* start INFORMATION PROVIDED *

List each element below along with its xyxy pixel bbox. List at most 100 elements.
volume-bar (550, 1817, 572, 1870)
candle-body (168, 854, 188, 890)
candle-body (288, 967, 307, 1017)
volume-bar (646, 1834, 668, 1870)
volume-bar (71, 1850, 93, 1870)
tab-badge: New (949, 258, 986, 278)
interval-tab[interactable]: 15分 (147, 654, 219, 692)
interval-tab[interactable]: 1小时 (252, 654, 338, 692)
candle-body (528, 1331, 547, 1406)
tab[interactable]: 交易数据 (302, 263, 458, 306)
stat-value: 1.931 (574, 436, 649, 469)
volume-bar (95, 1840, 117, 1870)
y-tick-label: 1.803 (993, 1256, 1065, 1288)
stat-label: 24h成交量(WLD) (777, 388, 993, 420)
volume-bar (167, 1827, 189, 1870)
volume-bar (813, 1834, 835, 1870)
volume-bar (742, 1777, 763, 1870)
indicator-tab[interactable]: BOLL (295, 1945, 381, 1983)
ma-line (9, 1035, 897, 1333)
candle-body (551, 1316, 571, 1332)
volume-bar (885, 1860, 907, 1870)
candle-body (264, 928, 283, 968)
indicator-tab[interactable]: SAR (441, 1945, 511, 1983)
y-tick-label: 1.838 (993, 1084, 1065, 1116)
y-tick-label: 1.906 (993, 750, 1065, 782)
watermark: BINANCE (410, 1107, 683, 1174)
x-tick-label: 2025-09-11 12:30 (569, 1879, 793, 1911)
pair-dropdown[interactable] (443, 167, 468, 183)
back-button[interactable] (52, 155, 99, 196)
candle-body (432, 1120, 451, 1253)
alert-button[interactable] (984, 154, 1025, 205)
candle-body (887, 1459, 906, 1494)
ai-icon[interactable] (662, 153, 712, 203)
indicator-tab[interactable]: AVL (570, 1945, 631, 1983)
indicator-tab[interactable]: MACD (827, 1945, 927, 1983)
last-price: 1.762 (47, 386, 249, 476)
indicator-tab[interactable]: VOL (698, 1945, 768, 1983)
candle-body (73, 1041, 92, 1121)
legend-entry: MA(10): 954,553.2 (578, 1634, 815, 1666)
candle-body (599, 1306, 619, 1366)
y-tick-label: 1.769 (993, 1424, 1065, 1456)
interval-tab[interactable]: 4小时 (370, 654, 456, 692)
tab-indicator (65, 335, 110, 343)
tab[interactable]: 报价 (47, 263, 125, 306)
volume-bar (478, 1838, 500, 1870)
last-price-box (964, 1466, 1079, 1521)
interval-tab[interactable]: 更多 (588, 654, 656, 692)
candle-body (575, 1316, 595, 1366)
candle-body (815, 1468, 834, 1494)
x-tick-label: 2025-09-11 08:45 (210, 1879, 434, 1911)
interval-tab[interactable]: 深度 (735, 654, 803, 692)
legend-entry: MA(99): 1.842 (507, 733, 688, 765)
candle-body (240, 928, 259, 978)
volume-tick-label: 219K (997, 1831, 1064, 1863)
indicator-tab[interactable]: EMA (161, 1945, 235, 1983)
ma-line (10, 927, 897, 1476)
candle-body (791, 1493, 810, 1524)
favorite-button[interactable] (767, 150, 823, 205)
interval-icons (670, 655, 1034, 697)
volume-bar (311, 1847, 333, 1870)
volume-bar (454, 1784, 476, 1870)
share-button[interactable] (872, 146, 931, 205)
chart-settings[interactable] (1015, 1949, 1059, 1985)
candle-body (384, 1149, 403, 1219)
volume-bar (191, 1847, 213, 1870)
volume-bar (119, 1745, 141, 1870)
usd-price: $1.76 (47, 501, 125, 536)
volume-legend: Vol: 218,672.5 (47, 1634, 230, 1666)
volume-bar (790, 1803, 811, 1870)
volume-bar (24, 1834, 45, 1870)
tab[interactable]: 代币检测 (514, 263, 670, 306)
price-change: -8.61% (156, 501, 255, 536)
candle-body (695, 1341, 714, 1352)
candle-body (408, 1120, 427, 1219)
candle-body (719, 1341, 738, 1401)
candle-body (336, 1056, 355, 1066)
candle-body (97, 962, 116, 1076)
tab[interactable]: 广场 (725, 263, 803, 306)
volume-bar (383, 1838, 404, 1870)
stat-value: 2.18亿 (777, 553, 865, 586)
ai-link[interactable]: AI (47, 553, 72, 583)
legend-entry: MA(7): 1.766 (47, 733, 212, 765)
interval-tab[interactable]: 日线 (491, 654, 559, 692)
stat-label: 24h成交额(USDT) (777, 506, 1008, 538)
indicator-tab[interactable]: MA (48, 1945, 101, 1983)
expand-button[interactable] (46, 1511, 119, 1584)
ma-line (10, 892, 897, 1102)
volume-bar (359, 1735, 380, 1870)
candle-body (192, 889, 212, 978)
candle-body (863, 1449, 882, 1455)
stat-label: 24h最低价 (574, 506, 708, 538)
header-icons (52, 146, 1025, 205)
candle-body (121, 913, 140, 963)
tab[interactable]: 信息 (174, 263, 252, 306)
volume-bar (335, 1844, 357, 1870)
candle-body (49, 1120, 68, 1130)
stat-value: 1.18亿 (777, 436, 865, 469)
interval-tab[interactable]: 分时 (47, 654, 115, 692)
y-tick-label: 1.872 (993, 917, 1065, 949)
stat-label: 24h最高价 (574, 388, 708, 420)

* end INFORMATION PROVIDED *

# YOUR OBJECTIVE
Turn the lines from the start of the records through the line containing "candle-body (432, 1120, 451, 1253)" into a numbered list, skipping any blank lines.

# THE REPLY
1. List each element below along with its xyxy pixel bbox. List at most 100 elements.
2. volume-bar (550, 1817, 572, 1870)
3. candle-body (168, 854, 188, 890)
4. candle-body (288, 967, 307, 1017)
5. volume-bar (646, 1834, 668, 1870)
6. volume-bar (71, 1850, 93, 1870)
7. tab-badge: New (949, 258, 986, 278)
8. interval-tab[interactable]: 15分 (147, 654, 219, 692)
9. interval-tab[interactable]: 1小时 (252, 654, 338, 692)
10. candle-body (528, 1331, 547, 1406)
11. tab[interactable]: 交易数据 (302, 263, 458, 306)
12. stat-value: 1.931 (574, 436, 649, 469)
13. volume-bar (95, 1840, 117, 1870)
14. y-tick-label: 1.803 (993, 1256, 1065, 1288)
15. stat-label: 24h成交量(WLD) (777, 388, 993, 420)
16. volume-bar (167, 1827, 189, 1870)
17. volume-bar (813, 1834, 835, 1870)
18. volume-bar (742, 1777, 763, 1870)
19. indicator-tab[interactable]: BOLL (295, 1945, 381, 1983)
20. ma-line (9, 1035, 897, 1333)
21. candle-body (551, 1316, 571, 1332)
22. volume-bar (885, 1860, 907, 1870)
23. candle-body (264, 928, 283, 968)
24. indicator-tab[interactable]: SAR (441, 1945, 511, 1983)
25. y-tick-label: 1.838 (993, 1084, 1065, 1116)
26. y-tick-label: 1.906 (993, 750, 1065, 782)
27. watermark: BINANCE (410, 1107, 683, 1174)
28. x-tick-label: 2025-09-11 12:30 (569, 1879, 793, 1911)
29. pair-dropdown[interactable] (443, 167, 468, 183)
30. back-button[interactable] (52, 155, 99, 196)
31. candle-body (432, 1120, 451, 1253)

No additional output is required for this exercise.